◆ Your instructions: Copy out the records in full, word for word, without pictures.

___ The input

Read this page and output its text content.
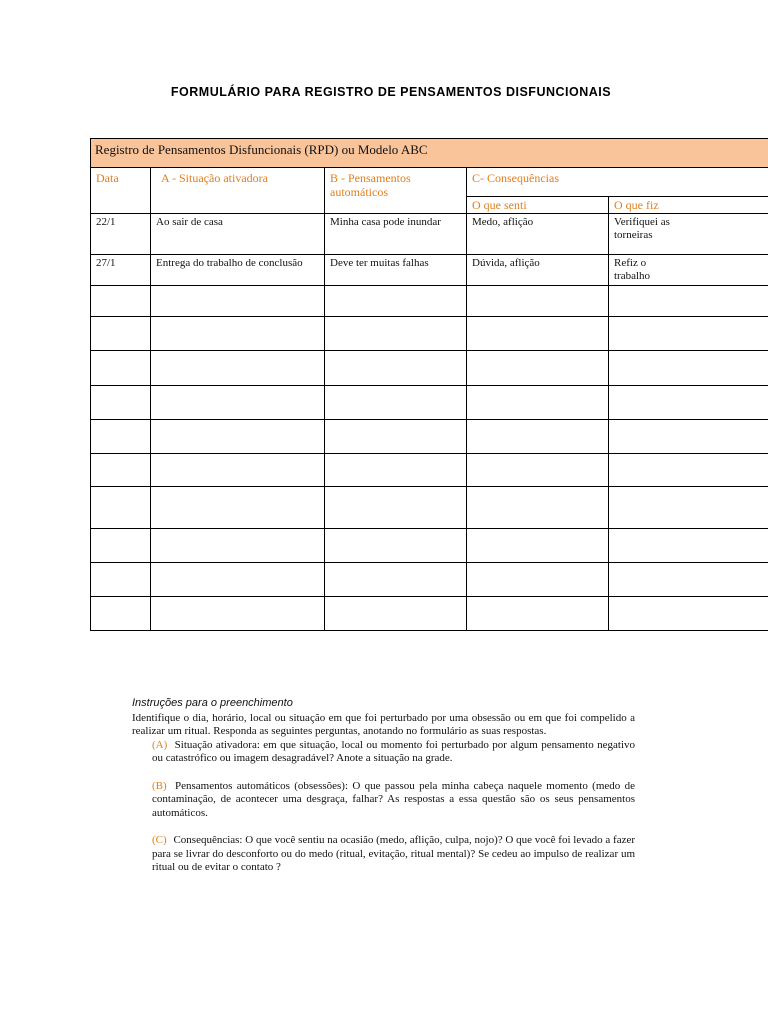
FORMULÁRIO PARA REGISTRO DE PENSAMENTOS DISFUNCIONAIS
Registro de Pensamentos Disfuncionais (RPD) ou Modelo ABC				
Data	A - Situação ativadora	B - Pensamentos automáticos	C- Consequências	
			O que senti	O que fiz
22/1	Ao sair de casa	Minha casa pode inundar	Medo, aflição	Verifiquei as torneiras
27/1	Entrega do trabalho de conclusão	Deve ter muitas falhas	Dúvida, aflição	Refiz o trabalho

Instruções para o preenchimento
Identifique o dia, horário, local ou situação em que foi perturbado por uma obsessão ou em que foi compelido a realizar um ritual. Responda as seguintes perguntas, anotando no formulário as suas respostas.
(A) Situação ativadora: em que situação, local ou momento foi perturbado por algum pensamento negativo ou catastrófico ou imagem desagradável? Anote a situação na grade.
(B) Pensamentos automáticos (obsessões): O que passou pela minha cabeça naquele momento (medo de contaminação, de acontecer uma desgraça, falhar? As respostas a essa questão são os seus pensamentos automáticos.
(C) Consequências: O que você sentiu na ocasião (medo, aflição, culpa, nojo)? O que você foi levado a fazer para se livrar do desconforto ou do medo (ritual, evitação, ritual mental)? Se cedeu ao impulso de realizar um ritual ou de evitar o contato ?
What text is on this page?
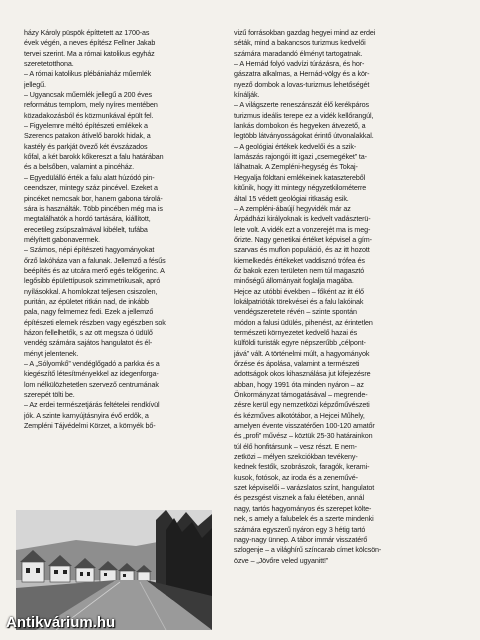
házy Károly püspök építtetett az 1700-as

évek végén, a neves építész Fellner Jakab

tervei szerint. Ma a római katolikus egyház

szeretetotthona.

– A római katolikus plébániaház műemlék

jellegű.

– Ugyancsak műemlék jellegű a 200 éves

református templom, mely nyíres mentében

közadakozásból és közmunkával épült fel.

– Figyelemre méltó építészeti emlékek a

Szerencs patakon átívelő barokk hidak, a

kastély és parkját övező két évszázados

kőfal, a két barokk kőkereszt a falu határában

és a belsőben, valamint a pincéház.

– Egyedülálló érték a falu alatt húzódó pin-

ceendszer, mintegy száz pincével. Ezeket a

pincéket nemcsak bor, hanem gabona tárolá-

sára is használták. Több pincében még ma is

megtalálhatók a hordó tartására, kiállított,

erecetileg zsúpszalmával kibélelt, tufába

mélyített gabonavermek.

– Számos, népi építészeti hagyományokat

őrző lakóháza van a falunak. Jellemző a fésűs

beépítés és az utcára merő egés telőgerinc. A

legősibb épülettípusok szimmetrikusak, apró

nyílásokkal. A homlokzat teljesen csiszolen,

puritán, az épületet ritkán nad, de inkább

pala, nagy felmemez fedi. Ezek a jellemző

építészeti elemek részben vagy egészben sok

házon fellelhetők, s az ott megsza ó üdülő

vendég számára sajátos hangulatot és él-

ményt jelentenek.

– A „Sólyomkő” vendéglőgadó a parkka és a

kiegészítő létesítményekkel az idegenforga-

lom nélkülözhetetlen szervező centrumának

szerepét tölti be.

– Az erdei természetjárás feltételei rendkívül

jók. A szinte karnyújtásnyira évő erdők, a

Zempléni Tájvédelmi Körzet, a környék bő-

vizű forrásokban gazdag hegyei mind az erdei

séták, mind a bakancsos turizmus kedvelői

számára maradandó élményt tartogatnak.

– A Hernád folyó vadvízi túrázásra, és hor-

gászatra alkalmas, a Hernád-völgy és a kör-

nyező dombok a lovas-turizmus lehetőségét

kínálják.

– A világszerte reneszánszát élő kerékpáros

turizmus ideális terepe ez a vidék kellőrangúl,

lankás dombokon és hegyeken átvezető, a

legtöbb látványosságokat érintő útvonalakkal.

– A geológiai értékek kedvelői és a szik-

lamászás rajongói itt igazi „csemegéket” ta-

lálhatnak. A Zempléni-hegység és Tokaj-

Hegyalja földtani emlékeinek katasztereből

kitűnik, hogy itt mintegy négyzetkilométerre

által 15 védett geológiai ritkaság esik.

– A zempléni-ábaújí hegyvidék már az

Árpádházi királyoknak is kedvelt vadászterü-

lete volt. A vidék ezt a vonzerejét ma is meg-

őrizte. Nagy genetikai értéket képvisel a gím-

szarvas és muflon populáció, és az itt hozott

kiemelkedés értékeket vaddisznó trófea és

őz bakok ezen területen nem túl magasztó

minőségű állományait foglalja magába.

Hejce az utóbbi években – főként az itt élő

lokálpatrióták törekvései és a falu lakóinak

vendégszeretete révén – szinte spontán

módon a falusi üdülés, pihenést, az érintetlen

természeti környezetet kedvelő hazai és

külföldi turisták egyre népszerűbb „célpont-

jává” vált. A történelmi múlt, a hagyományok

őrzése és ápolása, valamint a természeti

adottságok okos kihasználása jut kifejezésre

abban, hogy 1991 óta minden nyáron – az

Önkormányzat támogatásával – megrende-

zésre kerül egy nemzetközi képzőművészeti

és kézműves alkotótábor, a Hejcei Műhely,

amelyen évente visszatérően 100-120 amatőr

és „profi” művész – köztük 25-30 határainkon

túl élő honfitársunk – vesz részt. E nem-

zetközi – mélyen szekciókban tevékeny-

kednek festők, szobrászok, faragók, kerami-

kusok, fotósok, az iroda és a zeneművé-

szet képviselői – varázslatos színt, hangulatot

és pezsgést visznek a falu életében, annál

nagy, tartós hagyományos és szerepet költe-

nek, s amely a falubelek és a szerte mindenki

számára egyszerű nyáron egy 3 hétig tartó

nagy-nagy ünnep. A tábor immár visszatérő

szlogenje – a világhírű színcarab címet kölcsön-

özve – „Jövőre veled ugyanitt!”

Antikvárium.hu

______

◆ Task answer:
Read this page and output its text content.
FORMULÁRIO PARA REGISTRO DE PENSAMENTOS DISFUNCIONAIS
Registro de Pensamentos Disfuncionais (RPD) ou Modelo ABC				
Data	A - Situação ativadora	B - Pensamentos automáticos	C- Consequências	
			O que senti	O que fiz
22/1	Ao sair de casa	Minha casa pode inundar	Medo, aflição	Verifiquei as torneiras
27/1	Entrega do trabalho de conclusão	Deve ter muitas falhas	Dúvida, aflição	Refiz o trabalho

Instruções para o preenchimento
Identifique o dia, horário, local ou situação em que foi perturbado por uma obsessão ou em que foi compelido a realizar um ritual. Responda as seguintes perguntas, anotando no formulário as suas respostas.
(A) Situação ativadora: em que situação, local ou momento foi perturbado por algum pensamento negativo ou catastrófico ou imagem desagradável? Anote a situação na grade.
(B) Pensamentos automáticos (obsessões): O que passou pela minha cabeça naquele momento (medo de contaminação, de acontecer uma desgraça, falhar? As respostas a essa questão são os seus pensamentos automáticos.
(C) Consequências: O que você sentiu na ocasião (medo, aflição, culpa, nojo)? O que você foi levado a fazer para se livrar do desconforto ou do medo (ritual, evitação, ritual mental)? Se cedeu ao impulso de realizar um ritual ou de evitar o contato ?
What text is on this page?
házy Károly püspök építtetett az 1700-as

évek végén, a neves építész Fellner Jakab

tervei szerint. Ma a római katolikus egyház

szeretetotthona.

– A római katolikus plébániaház műemlék

jellegű.

– Ugyancsak műemlék jellegű a 200 éves

református templom, mely nyíres mentében

közadakozásból és közmunkával épült fel.

– Figyelemre méltó építészeti emlékek a

Szerencs patakon átívelő barokk hidak, a

kastély és parkját övező két évszázados

kőfal, a két barokk kőkereszt a falu határában

és a belsőben, valamint a pincéház.

– Egyedülálló érték a falu alatt húzódó pin-

ceendszer, mintegy száz pincével. Ezeket a

pincéket nemcsak bor, hanem gabona tárolá-

sára is használták. Több pincében még ma is

megtalálhatók a hordó tartására, kiállított,

erecetileg zsúpszalmával kibélelt, tufába

mélyített gabonavermek.

– Számos, népi építészeti hagyományokat

őrző lakóháza van a falunak. Jellemző a fésűs

beépítés és az utcára merő egés telőgerinc. A

legősibb épülettípusok szimmetrikusak, apró

nyílásokkal. A homlokzat teljesen csiszolen,

puritán, az épületet ritkán nad, de inkább

pala, nagy felmemez fedi. Ezek a jellemző

építészeti elemek részben vagy egészben sok

házon fellelhetők, s az ott megsza ó üdülő

vendég számára sajátos hangulatot és él-

ményt jelentenek.

– A „Sólyomkő” vendéglőgadó a parkka és a

kiegészítő létesítményekkel az idegenforga-

lom nélkülözhetetlen szervező centrumának

szerepét tölti be.

– Az erdei természetjárás feltételei rendkívül

jók. A szinte karnyújtásnyira évő erdők, a

Zempléni Tájvédelmi Körzet, a környék bő-

vizű forrásokban gazdag hegyei mind az erdei

séták, mind a bakancsos turizmus kedvelői

számára maradandó élményt tartogatnak.

– A Hernád folyó vadvízi túrázásra, és hor-

gászatra alkalmas, a Hernád-völgy és a kör-

nyező dombok a lovas-turizmus lehetőségét

kínálják.

– A világszerte reneszánszát élő kerékpáros

turizmus ideális terepe ez a vidék kellőrangúl,

lankás dombokon és hegyeken átvezető, a

legtöbb látványosságokat érintő útvonalakkal.

– A geológiai értékek kedvelői és a szik-

lamászás rajongói itt igazi „csemegéket” ta-

lálhatnak. A Zempléni-hegység és Tokaj-

Hegyalja földtani emlékeinek katasztereből

kitűnik, hogy itt mintegy négyzetkilométerre

által 15 védett geológiai ritkaság esik.

– A zempléni-ábaújí hegyvidék már az

Árpádházi királyoknak is kedvelt vadászterü-

lete volt. A vidék ezt a vonzerejét ma is meg-

őrizte. Nagy genetikai értéket képvisel a gím-

szarvas és muflon populáció, és az itt hozott

kiemelkedés értékeket vaddisznó trófea és

őz bakok ezen területen nem túl magasztó

minőségű állományait foglalja magába.

Hejce az utóbbi években – főként az itt élő

lokálpatrióták törekvései és a falu lakóinak

vendégszeretete révén – szinte spontán

módon a falusi üdülés, pihenést, az érintetlen

természeti környezetet kedvelő hazai és

külföldi turisták egyre népszerűbb „célpont-

jává” vált. A történelmi múlt, a hagyományok

őrzése és ápolása, valamint a természeti

adottságok okos kihasználása jut kifejezésre

abban, hogy 1991 óta minden nyáron – az

Önkormányzat támogatásával – megrende-

zésre kerül egy nemzetközi képzőművészeti

és kézműves alkotótábor, a Hejcei Műhely,

amelyen évente visszatérően 100-120 amatőr

és „profi” művész – köztük 25-30 határainkon

túl élő honfitársunk – vesz részt. E nem-

zetközi – mélyen szekciókban tevékeny-

kednek festők, szobrászok, faragók, kerami-

kusok, fotósok, az iroda és a zeneművé-

szet képviselői – varázslatos színt, hangulatot

és pezsgést visznek a falu életében, annál

nagy, tartós hagyományos és szerepet költe-

nek, s amely a falubelek és a szerte mindenki

számára egyszerű nyáron egy 3 hétig tartó

nagy-nagy ünnep. A tábor immár visszatérő

szlogenje – a világhírű színcarab címet kölcsön-

özve – „Jövőre veled ugyanitt!”

Antikvárium.hu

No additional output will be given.